### Rows from a figure dataset
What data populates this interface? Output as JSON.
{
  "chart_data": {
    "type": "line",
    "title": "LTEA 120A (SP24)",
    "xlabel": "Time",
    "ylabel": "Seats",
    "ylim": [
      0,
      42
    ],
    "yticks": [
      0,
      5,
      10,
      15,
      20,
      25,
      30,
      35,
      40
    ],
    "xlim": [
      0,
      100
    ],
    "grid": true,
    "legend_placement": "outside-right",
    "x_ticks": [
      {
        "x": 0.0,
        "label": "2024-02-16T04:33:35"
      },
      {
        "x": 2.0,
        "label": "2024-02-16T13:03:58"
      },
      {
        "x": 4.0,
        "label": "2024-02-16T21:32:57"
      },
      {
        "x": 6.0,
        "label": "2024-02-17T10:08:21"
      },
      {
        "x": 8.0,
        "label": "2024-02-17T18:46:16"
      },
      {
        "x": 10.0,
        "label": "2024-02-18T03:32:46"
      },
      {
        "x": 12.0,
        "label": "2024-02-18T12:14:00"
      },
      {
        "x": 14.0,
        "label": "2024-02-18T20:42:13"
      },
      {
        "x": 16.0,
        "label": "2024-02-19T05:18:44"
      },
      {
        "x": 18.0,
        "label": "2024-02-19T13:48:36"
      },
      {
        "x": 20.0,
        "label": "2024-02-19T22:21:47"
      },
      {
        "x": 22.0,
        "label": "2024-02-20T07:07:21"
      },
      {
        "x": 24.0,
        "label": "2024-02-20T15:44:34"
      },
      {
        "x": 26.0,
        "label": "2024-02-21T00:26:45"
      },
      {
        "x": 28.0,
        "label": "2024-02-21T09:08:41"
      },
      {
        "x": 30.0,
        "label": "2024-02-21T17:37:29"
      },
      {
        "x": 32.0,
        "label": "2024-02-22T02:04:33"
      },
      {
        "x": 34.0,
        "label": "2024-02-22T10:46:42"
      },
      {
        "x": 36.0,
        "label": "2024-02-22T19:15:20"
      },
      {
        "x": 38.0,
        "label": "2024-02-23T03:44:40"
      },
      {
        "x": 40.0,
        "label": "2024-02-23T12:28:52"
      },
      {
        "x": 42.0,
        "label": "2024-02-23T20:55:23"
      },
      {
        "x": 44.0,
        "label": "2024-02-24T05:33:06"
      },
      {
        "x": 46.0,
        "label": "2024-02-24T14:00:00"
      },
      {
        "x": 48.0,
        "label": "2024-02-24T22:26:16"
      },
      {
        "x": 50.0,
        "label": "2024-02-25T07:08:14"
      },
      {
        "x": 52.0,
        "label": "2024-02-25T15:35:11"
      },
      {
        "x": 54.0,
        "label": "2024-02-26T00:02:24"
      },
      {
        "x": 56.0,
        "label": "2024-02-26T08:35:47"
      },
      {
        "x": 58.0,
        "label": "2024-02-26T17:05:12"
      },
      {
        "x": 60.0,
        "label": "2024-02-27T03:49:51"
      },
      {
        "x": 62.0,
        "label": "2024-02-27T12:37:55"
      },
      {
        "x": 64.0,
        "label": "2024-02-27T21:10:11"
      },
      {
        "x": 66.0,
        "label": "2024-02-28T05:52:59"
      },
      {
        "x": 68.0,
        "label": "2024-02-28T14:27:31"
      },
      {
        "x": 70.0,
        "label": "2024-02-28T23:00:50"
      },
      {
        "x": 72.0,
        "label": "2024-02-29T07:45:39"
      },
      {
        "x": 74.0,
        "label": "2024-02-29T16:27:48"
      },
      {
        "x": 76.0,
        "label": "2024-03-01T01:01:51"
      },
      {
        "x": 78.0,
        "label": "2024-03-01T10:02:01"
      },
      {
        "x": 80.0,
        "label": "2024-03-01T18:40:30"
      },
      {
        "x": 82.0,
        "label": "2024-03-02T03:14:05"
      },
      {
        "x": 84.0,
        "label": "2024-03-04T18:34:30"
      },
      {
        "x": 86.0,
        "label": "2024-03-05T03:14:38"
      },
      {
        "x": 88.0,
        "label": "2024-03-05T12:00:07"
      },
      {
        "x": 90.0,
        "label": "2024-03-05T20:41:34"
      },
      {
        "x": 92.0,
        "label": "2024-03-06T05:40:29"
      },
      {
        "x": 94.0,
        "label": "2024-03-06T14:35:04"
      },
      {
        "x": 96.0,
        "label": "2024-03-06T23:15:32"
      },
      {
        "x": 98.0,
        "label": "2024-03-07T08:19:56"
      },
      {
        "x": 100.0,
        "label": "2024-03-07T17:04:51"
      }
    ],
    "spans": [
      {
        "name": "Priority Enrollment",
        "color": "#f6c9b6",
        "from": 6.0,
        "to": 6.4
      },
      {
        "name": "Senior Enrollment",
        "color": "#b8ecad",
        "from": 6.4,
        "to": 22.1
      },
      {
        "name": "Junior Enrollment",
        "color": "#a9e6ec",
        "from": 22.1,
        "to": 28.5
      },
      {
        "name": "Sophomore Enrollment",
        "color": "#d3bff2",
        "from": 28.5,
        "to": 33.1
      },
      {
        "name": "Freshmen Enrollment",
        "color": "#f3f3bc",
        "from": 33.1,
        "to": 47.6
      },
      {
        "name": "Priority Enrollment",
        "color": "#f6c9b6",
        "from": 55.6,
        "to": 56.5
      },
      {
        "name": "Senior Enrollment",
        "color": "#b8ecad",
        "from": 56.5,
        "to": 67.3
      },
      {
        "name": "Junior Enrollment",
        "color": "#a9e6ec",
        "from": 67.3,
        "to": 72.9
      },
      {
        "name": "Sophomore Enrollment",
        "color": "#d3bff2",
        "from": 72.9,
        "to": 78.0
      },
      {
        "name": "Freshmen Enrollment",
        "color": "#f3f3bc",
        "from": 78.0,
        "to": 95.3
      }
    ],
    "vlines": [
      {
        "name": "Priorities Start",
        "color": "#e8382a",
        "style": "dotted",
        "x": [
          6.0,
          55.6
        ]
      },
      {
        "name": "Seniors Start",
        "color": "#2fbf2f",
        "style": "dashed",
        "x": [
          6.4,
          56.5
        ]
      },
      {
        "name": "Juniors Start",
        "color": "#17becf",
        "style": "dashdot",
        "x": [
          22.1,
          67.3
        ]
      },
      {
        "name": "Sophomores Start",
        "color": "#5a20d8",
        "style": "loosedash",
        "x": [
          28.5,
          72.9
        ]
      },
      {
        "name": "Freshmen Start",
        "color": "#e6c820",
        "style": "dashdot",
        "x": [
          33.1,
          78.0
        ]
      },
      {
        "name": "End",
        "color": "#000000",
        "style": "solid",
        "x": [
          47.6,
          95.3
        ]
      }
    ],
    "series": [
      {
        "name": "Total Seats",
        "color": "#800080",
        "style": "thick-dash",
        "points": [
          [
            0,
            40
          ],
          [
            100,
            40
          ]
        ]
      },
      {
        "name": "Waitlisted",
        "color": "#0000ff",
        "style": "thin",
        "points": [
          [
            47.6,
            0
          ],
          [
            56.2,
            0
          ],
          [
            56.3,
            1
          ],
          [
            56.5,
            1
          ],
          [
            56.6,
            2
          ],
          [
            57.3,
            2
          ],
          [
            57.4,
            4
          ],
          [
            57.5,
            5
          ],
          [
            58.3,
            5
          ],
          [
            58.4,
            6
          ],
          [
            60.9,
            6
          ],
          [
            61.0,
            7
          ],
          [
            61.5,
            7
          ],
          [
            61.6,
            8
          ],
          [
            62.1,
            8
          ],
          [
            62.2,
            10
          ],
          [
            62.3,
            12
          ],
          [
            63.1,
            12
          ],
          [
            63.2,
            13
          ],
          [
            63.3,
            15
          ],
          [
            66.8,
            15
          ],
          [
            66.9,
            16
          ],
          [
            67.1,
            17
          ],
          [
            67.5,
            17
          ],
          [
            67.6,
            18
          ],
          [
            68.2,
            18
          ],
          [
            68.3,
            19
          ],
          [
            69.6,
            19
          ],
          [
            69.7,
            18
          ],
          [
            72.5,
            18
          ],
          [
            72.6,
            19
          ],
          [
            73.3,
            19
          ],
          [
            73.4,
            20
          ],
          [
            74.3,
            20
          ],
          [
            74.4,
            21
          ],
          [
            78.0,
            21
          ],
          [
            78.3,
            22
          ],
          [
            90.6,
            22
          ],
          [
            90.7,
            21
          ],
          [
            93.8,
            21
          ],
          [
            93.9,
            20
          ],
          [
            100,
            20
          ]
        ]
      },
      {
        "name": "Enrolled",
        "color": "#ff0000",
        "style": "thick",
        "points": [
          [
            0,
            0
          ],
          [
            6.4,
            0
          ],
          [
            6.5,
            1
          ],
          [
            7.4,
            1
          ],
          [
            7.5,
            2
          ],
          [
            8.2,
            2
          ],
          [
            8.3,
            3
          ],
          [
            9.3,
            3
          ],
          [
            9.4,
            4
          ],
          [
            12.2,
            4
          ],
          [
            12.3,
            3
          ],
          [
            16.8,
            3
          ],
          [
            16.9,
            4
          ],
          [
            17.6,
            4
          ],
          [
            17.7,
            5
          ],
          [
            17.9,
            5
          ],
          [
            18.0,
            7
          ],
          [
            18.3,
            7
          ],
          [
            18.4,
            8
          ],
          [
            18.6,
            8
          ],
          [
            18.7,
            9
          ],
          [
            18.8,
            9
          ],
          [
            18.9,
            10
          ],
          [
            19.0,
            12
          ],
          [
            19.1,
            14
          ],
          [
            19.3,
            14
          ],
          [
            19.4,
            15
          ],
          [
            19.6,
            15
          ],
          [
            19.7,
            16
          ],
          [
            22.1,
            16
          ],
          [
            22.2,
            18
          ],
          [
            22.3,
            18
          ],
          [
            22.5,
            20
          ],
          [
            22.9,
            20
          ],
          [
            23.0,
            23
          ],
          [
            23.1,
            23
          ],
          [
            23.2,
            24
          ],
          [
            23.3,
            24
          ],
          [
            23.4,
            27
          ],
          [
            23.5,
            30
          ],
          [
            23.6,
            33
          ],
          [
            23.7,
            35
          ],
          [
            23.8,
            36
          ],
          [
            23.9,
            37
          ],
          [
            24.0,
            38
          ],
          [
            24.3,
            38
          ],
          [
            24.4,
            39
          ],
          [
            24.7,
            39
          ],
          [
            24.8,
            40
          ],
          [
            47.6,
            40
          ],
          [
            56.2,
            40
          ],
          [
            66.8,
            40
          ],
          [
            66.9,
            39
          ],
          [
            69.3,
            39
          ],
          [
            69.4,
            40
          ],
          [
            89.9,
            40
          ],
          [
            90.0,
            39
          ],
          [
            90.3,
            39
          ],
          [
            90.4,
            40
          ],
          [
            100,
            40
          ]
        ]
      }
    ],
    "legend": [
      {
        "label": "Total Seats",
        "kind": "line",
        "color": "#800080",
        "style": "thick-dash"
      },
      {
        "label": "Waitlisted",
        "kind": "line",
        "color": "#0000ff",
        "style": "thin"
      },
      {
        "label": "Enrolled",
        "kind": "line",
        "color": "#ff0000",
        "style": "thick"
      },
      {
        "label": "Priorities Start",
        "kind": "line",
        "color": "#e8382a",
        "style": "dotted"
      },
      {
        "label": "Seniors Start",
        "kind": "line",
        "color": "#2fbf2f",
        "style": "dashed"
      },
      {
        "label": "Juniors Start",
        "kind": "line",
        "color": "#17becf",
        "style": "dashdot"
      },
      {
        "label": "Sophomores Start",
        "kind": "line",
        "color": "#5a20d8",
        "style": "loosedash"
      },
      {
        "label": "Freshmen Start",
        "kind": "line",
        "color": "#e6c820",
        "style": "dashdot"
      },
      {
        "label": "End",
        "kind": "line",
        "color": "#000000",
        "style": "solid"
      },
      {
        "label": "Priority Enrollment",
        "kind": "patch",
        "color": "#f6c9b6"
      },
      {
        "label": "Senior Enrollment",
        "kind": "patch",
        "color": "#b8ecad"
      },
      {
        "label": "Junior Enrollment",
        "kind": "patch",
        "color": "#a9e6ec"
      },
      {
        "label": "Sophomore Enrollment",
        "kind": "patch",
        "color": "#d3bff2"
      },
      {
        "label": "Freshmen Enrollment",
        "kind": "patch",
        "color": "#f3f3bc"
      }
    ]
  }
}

### DO THIS
Search the entries for the word "Seats" and gather every line where it appears.

### COMPLETE ANSWER
    "ylabel": "Seats",
        "name": "Total Seats",
        "label": "Total Seats",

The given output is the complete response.